Take each line containing "detached" and report it exactly as written.

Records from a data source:
## start

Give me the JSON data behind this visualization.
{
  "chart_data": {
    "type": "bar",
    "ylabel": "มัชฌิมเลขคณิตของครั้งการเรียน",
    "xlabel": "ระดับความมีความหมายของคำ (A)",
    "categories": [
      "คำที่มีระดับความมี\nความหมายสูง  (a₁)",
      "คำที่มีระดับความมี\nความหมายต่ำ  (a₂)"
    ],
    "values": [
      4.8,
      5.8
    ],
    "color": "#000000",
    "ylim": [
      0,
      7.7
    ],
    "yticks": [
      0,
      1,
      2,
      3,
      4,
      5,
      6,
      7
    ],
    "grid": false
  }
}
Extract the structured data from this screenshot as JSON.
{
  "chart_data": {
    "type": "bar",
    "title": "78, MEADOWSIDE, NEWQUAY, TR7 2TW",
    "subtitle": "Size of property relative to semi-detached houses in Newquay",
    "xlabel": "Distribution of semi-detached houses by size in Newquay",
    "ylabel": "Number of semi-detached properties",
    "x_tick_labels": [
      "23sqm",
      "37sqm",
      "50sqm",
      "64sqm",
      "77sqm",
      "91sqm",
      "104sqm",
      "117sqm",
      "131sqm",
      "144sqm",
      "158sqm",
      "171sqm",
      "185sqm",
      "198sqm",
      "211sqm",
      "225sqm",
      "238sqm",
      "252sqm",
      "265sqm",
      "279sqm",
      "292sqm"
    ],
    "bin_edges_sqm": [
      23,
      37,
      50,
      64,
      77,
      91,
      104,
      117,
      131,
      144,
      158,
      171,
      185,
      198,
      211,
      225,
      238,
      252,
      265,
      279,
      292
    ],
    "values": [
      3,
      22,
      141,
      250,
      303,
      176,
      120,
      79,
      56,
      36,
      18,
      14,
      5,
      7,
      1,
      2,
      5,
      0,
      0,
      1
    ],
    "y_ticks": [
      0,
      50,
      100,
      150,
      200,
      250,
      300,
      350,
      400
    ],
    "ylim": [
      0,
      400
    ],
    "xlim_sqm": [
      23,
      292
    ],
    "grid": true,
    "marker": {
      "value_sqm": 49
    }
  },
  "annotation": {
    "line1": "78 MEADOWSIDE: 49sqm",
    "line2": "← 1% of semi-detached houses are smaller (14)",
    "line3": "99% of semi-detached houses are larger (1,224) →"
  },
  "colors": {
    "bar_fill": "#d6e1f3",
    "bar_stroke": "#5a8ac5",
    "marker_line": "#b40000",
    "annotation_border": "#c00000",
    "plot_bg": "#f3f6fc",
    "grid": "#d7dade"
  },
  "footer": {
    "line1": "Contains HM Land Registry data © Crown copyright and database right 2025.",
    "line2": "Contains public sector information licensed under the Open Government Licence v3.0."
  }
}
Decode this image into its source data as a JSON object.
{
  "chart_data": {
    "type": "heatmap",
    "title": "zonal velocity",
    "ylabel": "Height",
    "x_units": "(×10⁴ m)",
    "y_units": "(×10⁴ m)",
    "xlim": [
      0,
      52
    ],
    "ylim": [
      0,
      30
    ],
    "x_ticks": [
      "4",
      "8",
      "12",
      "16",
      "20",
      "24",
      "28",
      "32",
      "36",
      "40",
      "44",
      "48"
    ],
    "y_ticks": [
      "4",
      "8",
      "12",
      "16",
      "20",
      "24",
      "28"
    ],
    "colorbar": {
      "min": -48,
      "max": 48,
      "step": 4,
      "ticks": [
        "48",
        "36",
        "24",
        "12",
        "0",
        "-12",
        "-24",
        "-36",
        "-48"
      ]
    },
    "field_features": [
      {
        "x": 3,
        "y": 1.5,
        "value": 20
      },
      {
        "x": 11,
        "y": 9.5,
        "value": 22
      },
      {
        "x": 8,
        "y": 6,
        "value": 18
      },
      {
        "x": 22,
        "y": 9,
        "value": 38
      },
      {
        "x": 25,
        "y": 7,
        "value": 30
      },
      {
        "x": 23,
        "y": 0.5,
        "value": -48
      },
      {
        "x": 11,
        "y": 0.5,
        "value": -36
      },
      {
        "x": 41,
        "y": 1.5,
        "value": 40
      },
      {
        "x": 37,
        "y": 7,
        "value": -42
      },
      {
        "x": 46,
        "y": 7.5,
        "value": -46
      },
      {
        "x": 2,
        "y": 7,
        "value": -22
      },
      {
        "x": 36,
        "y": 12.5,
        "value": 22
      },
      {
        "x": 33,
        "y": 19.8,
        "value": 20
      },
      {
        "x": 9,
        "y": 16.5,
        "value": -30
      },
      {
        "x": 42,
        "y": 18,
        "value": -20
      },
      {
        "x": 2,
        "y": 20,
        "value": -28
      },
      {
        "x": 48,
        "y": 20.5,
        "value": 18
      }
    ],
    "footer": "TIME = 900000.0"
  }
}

## end

== TASK ANSWER ==
    "subtitle": "Size of property relative to semi-detached houses in Newquay",
    "xlabel": "Distribution of semi-detached houses by size in Newquay",
    "ylabel": "Number of semi-detached properties",
    "line2": "← 1% of semi-detached houses are smaller (14)",
    "line3": "99% of semi-detached houses are larger (1,224) →"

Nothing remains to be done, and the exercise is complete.